Given exercise:
Transcribe every line exactly. Leave the pictures behind.
--- Source material ---
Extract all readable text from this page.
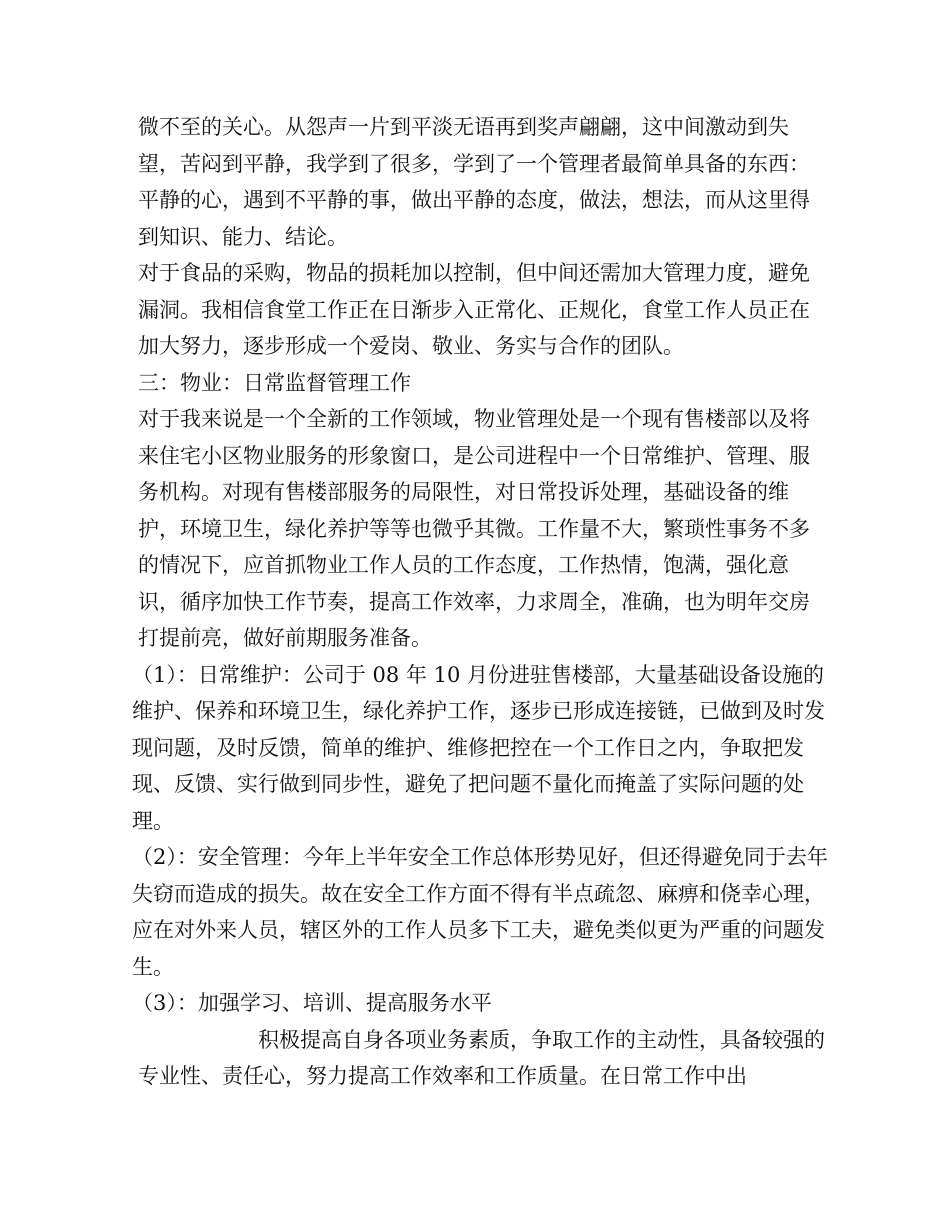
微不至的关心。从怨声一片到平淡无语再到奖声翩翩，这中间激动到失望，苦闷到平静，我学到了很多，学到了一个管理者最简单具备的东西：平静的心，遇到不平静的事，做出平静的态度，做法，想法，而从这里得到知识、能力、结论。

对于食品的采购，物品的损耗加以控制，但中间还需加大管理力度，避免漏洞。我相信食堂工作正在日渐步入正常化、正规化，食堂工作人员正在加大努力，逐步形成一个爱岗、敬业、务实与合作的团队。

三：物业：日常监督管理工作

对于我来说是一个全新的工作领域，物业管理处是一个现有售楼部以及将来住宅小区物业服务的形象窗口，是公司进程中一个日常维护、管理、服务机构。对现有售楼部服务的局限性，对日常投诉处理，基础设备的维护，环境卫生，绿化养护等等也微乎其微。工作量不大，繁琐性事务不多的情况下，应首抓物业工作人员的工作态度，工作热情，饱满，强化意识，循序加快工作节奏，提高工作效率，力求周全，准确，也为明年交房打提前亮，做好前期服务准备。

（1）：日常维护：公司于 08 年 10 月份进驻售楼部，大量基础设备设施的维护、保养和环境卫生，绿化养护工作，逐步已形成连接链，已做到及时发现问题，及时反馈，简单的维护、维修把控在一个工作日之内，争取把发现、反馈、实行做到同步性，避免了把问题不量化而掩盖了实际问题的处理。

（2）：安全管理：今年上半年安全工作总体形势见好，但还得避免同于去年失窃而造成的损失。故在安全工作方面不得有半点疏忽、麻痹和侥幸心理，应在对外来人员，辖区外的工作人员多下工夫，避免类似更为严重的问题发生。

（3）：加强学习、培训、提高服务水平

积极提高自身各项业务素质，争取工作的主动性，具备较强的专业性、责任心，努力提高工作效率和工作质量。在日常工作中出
---
Full solution:
Extract all readable text from this page.
微不至的关心。从怨声一片到平淡无语再到奖声翩翩，这中间激动到失望，苦闷到平静，我学到了很多，学到了一个管理者最简单具备的东西：平静的心，遇到不平静的事，做出平静的态度，做法，想法，而从这里得到知识、能力、结论。

对于食品的采购，物品的损耗加以控制，但中间还需加大管理力度，避免漏洞。我相信食堂工作正在日渐步入正常化、正规化，食堂工作人员正在加大努力，逐步形成一个爱岗、敬业、务实与合作的团队。

三：物业：日常监督管理工作

对于我来说是一个全新的工作领域，物业管理处是一个现有售楼部以及将来住宅小区物业服务的形象窗口，是公司进程中一个日常维护、管理、服务机构。对现有售楼部服务的局限性，对日常投诉处理，基础设备的维护，环境卫生，绿化养护等等也微乎其微。工作量不大，繁琐性事务不多的情况下，应首抓物业工作人员的工作态度，工作热情，饱满，强化意识，循序加快工作节奏，提高工作效率，力求周全，准确，也为明年交房打提前亮，做好前期服务准备。

（1）：日常维护：公司于 08 年 10 月份进驻售楼部，大量基础设备设施的维护、保养和环境卫生，绿化养护工作，逐步已形成连接链，已做到及时发现问题，及时反馈，简单的维护、维修把控在一个工作日之内，争取把发现、反馈、实行做到同步性，避免了把问题不量化而掩盖了实际问题的处理。

（2）：安全管理：今年上半年安全工作总体形势见好，但还得避免同于去年失窃而造成的损失。故在安全工作方面不得有半点疏忽、麻痹和侥幸心理，应在对外来人员，辖区外的工作人员多下工夫，避免类似更为严重的问题发生。

（3）：加强学习、培训、提高服务水平

积极提高自身各项业务素质，争取工作的主动性，具备较强的专业性、责任心，努力提高工作效率和工作质量。在日常工作中出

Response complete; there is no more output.